| Passage provided |
=== Begin Enclosure ===

So we decided to head out and see what we could find. Halfway through town we saw some folks sitting outside a store and they confirmed that we were on the correct path (there are no roads or signs; this island is too small to have motorized vehicles – only donkeys). After about 20 minutes we find the beach, and it was definitely worth it!

Playa San Diego

We spent several hours here. The beach is really quite narrow with little room to sunbathe and definitely no amenities beyond the single stand selling basic food and drink. But the water….heaven. The air temperature was in the low 90s and the water temperature was easily in the mid 80s to low 90s. It was actually a bit hot in places! I loved it.

On the walk back we tried to look for the sloths. Sloths are hard to find. Really hard. At one point, a local carrying a machete looked at us – obvious gringos – and said “perezosos”? “Sí, ¿sabe dónde están?“ I replied. And he put down his machete and motioned for us to follow him along down the path. Sure enough, he pointed out two sloths about 100 feet back. Sloths!!! Anna-Sophia and I made poor Luke walk back to the hotel and then back again to the sloths so we could get our good cameras. I mean, sloths!!! And it turns out there was a third one right above our heads. These little guys are hard to find!

1 of 3 sloths we saw!!

Tomorrow we get to figure out how to get a boat back to the mainland (there isn’t a clearly defined system – you just show up at the spot where the boats come and go and hitch a ride with a local). Then we get to figure out how to get a bus to go the ~150 miles to Cartagena. It will be exciting, if nothing else!

Grocery shopping, killing my family, and other mundane aspects of travel

Grocery shopping

In the US, I’ll go to extraordinary lengths to avoid grocery shopping. Truly, it is my least favorite of all domestic activities. My father would be disappointed to hear this, but I don’t check the sale circular or clip coupons – I just go in, grab what I need, and get out.

=== End Enclosure ===

| The task |
Update the travel account from "On the walk" through "sloths we saw!!", inclusive, replacing "machete" with "knife" everywhere it occurs.

Dataset entries
=== Begin Enclosure ===

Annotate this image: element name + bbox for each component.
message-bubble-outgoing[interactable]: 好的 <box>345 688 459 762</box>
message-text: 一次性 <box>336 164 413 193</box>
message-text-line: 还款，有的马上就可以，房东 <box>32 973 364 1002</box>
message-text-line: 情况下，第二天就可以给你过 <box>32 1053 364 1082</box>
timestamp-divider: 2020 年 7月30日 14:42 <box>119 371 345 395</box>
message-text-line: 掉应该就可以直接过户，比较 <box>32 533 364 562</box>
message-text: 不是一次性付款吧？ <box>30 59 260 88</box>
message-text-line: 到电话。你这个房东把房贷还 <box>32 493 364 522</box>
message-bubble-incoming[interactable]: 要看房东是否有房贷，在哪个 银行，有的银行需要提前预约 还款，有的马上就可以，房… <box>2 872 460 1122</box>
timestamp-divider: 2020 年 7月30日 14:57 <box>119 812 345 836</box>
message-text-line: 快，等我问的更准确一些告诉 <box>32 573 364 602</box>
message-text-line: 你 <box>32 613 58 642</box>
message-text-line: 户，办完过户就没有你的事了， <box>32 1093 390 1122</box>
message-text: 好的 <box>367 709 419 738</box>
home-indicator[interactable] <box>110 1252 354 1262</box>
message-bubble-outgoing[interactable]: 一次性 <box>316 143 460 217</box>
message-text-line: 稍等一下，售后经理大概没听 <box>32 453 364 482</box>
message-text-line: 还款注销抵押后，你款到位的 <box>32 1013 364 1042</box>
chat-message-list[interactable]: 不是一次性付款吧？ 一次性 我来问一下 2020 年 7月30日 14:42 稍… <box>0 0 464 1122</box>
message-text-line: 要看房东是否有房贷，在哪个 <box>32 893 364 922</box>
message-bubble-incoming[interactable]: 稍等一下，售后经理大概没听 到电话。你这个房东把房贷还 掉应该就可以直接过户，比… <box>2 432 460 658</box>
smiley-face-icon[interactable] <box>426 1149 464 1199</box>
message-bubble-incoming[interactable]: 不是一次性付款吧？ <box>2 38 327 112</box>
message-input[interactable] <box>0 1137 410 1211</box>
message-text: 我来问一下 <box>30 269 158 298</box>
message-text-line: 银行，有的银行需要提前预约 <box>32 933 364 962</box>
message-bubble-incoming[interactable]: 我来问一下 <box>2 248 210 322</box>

=== End Enclosure ===

| Task result |
On the walk back we tried to look for the sloths. Sloths are hard to find. Really hard. At one point, a local carrying a knife looked at us – obvious gringos – and said “perezosos”? “Sí, ¿sabe dónde están?“ I replied. And he put down his knife and motioned for us to follow him along down the path. Sure enough, he pointed out two sloths about 100 feet back. Sloths!!! Anna-Sophia and I made poor Luke walk back to the hotel and then back again to the sloths so we could get our good cameras. I mean, sloths!!! And it turns out there was a third one right above our heads. These little guys are hard to find!

1 of 3 sloths we saw!!